-- Records shown start --

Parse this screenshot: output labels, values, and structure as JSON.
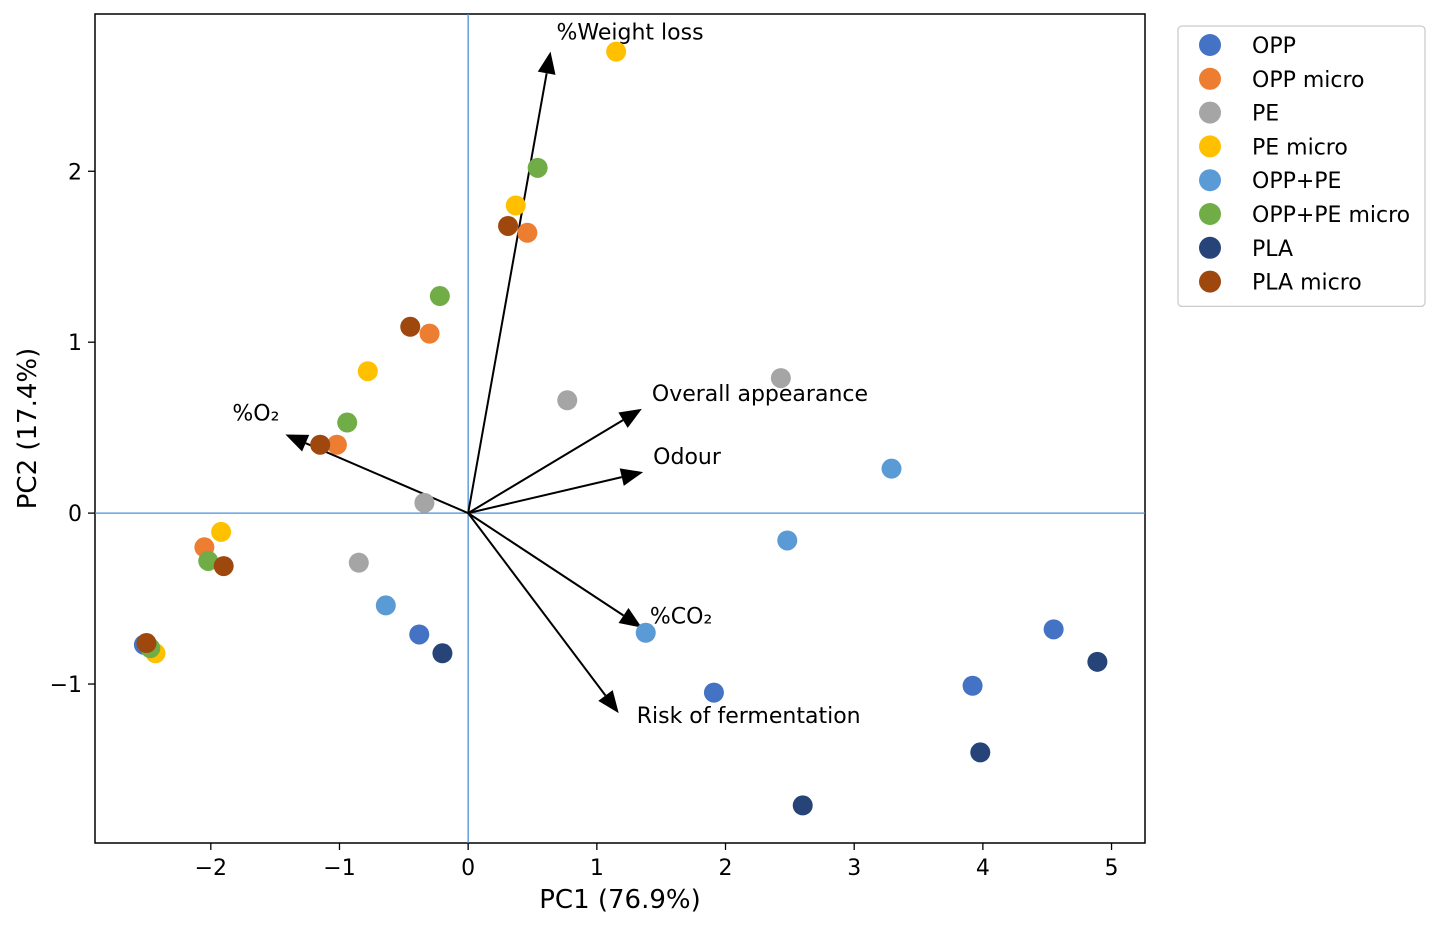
{
  "chart_data": {
    "type": "scatter",
    "subtype": "pca-biplot",
    "xlabel": "PC1 (76.9%)",
    "ylabel": "PC2 (17.4%)",
    "xlim": [
      -2.9,
      5.26
    ],
    "ylim": [
      -1.93,
      2.92
    ],
    "xticks": [
      -2,
      -1,
      0,
      1,
      2,
      3,
      4,
      5
    ],
    "xtick_labels": [
      "−2",
      "−1",
      "0",
      "1",
      "2",
      "3",
      "4",
      "5"
    ],
    "yticks": [
      -1,
      0,
      1,
      2
    ],
    "ytick_labels": [
      "−1",
      "0",
      "1",
      "2"
    ],
    "grid": false,
    "reference_lines": {
      "x": 0,
      "y": 0,
      "color": "#4a90d9"
    },
    "legend_position": "outside-top-right",
    "series": [
      {
        "name": "OPP",
        "color": "#4472c4",
        "points": [
          [
            -2.52,
            -0.77
          ],
          [
            -0.38,
            -0.71
          ],
          [
            1.91,
            -1.05
          ],
          [
            3.92,
            -1.01
          ],
          [
            4.55,
            -0.68
          ]
        ]
      },
      {
        "name": "OPP micro",
        "color": "#ed7d31",
        "points": [
          [
            -2.05,
            -0.2
          ],
          [
            -1.02,
            0.4
          ],
          [
            -0.3,
            1.05
          ],
          [
            0.46,
            1.64
          ]
        ]
      },
      {
        "name": "PE",
        "color": "#a5a5a5",
        "points": [
          [
            -0.85,
            -0.29
          ],
          [
            -0.34,
            0.06
          ],
          [
            0.77,
            0.66
          ],
          [
            2.43,
            0.79
          ]
        ]
      },
      {
        "name": "PE micro",
        "color": "#ffc000",
        "points": [
          [
            -2.43,
            -0.82
          ],
          [
            -1.92,
            -0.11
          ],
          [
            -0.78,
            0.83
          ],
          [
            0.37,
            1.8
          ],
          [
            1.15,
            2.7
          ]
        ]
      },
      {
        "name": "OPP+PE",
        "color": "#5b9bd5",
        "points": [
          [
            -0.64,
            -0.54
          ],
          [
            1.38,
            -0.7
          ],
          [
            2.48,
            -0.16
          ],
          [
            3.29,
            0.26
          ]
        ]
      },
      {
        "name": "OPP+PE micro",
        "color": "#70ad47",
        "points": [
          [
            -2.47,
            -0.79
          ],
          [
            -2.02,
            -0.28
          ],
          [
            -0.94,
            0.53
          ],
          [
            -0.22,
            1.27
          ],
          [
            0.54,
            2.02
          ]
        ]
      },
      {
        "name": "PLA",
        "color": "#264478",
        "points": [
          [
            -0.2,
            -0.82
          ],
          [
            2.6,
            -1.71
          ],
          [
            3.98,
            -1.4
          ],
          [
            4.89,
            -0.87
          ]
        ]
      },
      {
        "name": "PLA micro",
        "color": "#9e480e",
        "points": [
          [
            -2.5,
            -0.76
          ],
          [
            -1.9,
            -0.31
          ],
          [
            -1.15,
            0.4
          ],
          [
            -0.45,
            1.09
          ],
          [
            0.31,
            1.68
          ]
        ]
      }
    ],
    "loadings": [
      {
        "label": "%Weight loss",
        "end": [
          0.64,
          2.7
        ]
      },
      {
        "label": "%O₂",
        "end": [
          -1.42,
          0.46
        ]
      },
      {
        "label": "Overall appearance",
        "end": [
          1.35,
          0.61
        ]
      },
      {
        "label": "Odour",
        "end": [
          1.36,
          0.24
        ]
      },
      {
        "label": "%CO₂",
        "end": [
          1.35,
          -0.67
        ]
      },
      {
        "label": "Risk of fermentation",
        "end": [
          1.17,
          -1.17
        ]
      }
    ]
  }
}
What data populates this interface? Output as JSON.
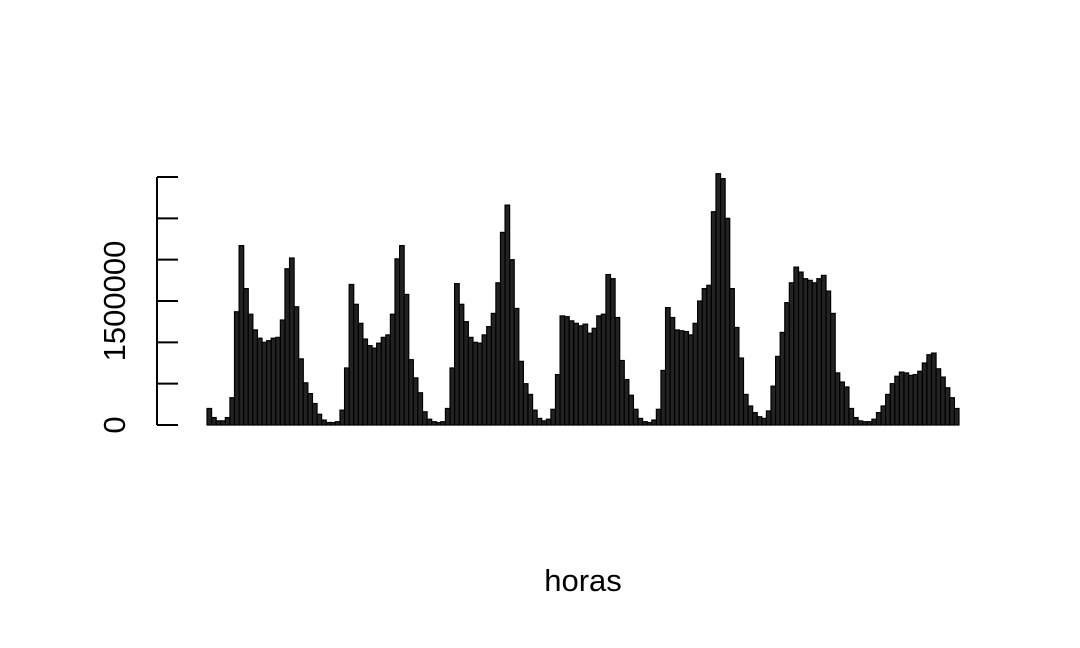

-- Records shown end --

**Brief:** Show, from the material above, each line that includes the string "this".

**Response:**
Parse this screenshot: output labels, values, and structure as JSON.
What data populates this interface? Output as JSON.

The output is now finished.